EXERCISES TO COMPLETE:
(1) Answer these questions from the desktop publishing column:
(a) In which magazine issue, month, and year did the column appear?
(b) What does the column say it is about?
(c) How much credit does the quiz give for each correct choice in the typeface item?
(2) Write the next part of the desktop publishing column, starting after its final line.

>> START PROVIDED PASSAGE

Classic Computer Magazine Archive A.N.A.L.O.G. ISSUE 79 / DECEMBER 1989 / PAGE 52

IAN'S QUEST

B Y
I A N
C H A D W I C K

Design sense is usually
a virtue acquired through
training, not one obtained
 from reading a DTP manual.
In publishing of any sort, it is
inextricably linked with
typography-a discipline, a craft
that requires dedication, study
and commitment. Without
study, can you tell how many
points of leading would be
optimal in a 19-pica-wide body
of text with ten-point type?

    This column is about desktop publishing (DTP) and the arts and crafts associated with it. Try this little quiz, and count one point for each correct answer:
    l. Which part of a character is most significant for recognition: the right or left?
    2. What is the range of type sizes considered most legible?
    3. What's the optimum word length per line for readability?
    4. Which is more legible for a body of text: serif or sans serif typefaces'?
    5. Does text in all uppercase speed up or slow down reading'?
    6. Which numbers are best for legibility: Old Style or Modern Roman`?
    7. What's the optimum type size for newspaper headlines?
    8. Do paragraph indents affect reading speed? If so, how?
    9. Does justification affect legibility? If so, how?
    10. Which is better: two smaller columns of text across a page or one large column?
    11. Which is faster to read: large text or small text?
    12. What's the optimum stroke thickness of a character?
    13. What's an uncial?
    14. What's the difference between the ascent (or ascender) line and the capline?
    15. What is a counter'?
    16. Indicate whether the following typefaces are serif or sans serif:
    a. Bodoni
    b. Times Roman
    c. Univers
    d. Zapf Book e. Futura
    (Count one-half point for each correct choice.)
    17. An em space is:
    a. the size of a capital M.
    b. a square unit of measurement, each side equal to the point size of the font.
    c. one-quarter inch.
    d. a measurement that relates the height of a font to the width of the first character in the paragraph.
    18. Point size is measured from:
    a. the descent line to the ascent line.
    b. the baseline to the capline.
    c. the baseline to the x-height.
    d. the ascent line to the baseline.
    19. There are:
    a. 32 picas to an inch, six points to a pica.
    b. 12 points to an inch, picas vary according to typeface.
    c. 12 points to a pica, six picas to an inch.
    d. one pica = .125 inch, points vary according to typeface.
    20. A ligature is:
    a. the spring device that holds metal type in place.
    b. the rocker arm assembly used to press the plate onto the page for printing.
    c. two or more characters designed as a distinct unit.

>> END PROVIDED PASSAGE
>> START MATERIAL SUPPLIED

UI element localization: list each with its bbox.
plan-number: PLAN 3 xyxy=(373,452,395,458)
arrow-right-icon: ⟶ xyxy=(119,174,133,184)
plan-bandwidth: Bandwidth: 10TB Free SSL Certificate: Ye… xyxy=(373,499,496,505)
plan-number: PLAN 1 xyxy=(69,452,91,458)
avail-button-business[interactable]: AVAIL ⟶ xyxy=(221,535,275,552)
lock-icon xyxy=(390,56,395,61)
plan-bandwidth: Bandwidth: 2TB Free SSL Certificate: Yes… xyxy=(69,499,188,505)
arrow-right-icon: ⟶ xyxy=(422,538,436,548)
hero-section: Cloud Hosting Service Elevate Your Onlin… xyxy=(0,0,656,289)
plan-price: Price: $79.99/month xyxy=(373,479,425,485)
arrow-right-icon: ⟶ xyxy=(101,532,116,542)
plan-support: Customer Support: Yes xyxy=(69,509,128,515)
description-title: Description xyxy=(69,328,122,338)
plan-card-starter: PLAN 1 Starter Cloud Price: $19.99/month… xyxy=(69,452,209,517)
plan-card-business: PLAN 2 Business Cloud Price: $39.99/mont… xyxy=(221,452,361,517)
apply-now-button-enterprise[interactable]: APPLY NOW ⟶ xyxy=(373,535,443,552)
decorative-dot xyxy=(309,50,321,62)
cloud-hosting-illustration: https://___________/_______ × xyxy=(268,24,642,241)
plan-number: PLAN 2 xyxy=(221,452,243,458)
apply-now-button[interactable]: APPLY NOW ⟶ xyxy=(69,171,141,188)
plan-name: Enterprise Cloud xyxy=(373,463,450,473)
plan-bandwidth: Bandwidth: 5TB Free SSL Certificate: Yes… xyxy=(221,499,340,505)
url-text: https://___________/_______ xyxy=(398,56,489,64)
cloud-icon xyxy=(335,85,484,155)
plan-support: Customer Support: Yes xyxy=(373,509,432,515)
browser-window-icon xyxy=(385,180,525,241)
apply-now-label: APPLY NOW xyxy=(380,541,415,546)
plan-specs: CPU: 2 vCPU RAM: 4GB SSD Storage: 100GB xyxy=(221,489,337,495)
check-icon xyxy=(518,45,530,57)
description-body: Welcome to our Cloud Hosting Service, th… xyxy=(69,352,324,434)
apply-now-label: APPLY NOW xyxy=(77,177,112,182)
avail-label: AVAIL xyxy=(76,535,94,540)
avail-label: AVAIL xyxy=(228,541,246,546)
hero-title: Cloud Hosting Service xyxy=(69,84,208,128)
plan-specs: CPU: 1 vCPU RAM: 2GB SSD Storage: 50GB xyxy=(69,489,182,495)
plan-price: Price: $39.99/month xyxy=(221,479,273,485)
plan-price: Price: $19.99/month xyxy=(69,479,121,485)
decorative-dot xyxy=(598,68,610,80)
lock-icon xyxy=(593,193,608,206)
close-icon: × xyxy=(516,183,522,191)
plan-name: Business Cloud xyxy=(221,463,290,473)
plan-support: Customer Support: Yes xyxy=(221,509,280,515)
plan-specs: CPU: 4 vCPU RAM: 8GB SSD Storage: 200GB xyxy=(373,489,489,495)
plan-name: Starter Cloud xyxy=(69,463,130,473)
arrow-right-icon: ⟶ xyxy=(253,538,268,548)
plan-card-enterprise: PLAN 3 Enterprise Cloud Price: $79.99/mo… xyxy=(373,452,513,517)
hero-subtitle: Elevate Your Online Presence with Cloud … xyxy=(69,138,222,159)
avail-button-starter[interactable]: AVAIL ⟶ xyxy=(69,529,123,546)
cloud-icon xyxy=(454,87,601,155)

>> END MATERIAL SUPPLIED

ANSWERS IN ORDER:
(1)
(a) A.N.A.L.O.G., Issue 79, December 1989.
(b) Desktop publishing (DTP) and the arts and crafts associated with it.
(c) One-half point.

(2)
    d. a device to separate lines of type to make them more legible.
    Answers: 1. The right. The upper half is also more significant than the lower half.
    2. Nine to 12 points, depending on the x-height. Generally, the smallest type size used is six point, although classified ads often use 5½ point.
    3. Ten to 12 words, or 18 to 24 picas.
    4. Serif. The serifs "lead" the eye forward. Sans serif fonts are best for headlines.
    5. Uppercase slows down reading speed roughly 13 %, from 5.38 words per second to 4.74.
    6. Old Style, with differing descenders, also called "unaligned" numbers because they don't all lie on the baseline.
    7. Fourteen to 30 points.
    8. Yes: indentations of two to three ears increase reading speed by making it easier for the eye to locate the start.
    9. No significant difference. Unjustified ("rag right") text is preferred because its easier to correct and uses fewer hyphens.
    10. Two. One column of 32 picas takes longer to read than two columns of 17 picas each.
    11. Smaller. Larger text increases the number of fixations and forces the reader to perceive words in sections, rather than as a whole. Too small makes it hard to read, however.
    12. Eighteen percent of the character height or width.
    13. A modification of uppercase (capital) letters in which the sharp corners, vertices and edges are replaced with curves. This was developed because the style was more suited to writing on soft material, such as papyrus.
    14. In many fonts, ascenders actually reach above the height of the capital letters, hence the capline-the maximum extent of the uppercase characters-is usually lower than the ascent line.
    15. A counter is the fully or partially enclosed part of a character. The lines surrounding the counter are called the bowls.
    16. a: serif, b: serif, c: sans serif, d: serif, e: sans serif
    17. b. It was called an "em" space (or a "mutton" or "em quad") because the "M" fit in it. But it is not equal in size to a capital I'M!,
    18. a. Point size is a vertical measurement of the body of a typeface.
    19. c. There are 72 points to an inch. Okay, now what's agate? (Hint: It has to do with classified ads.)
    20. c. Studies show ligatures also improve reading speed and legibility.
    How did you do?
    20+: You're a knowledgeable typographer, typesetter or graphic artist, probably already a professional in your field.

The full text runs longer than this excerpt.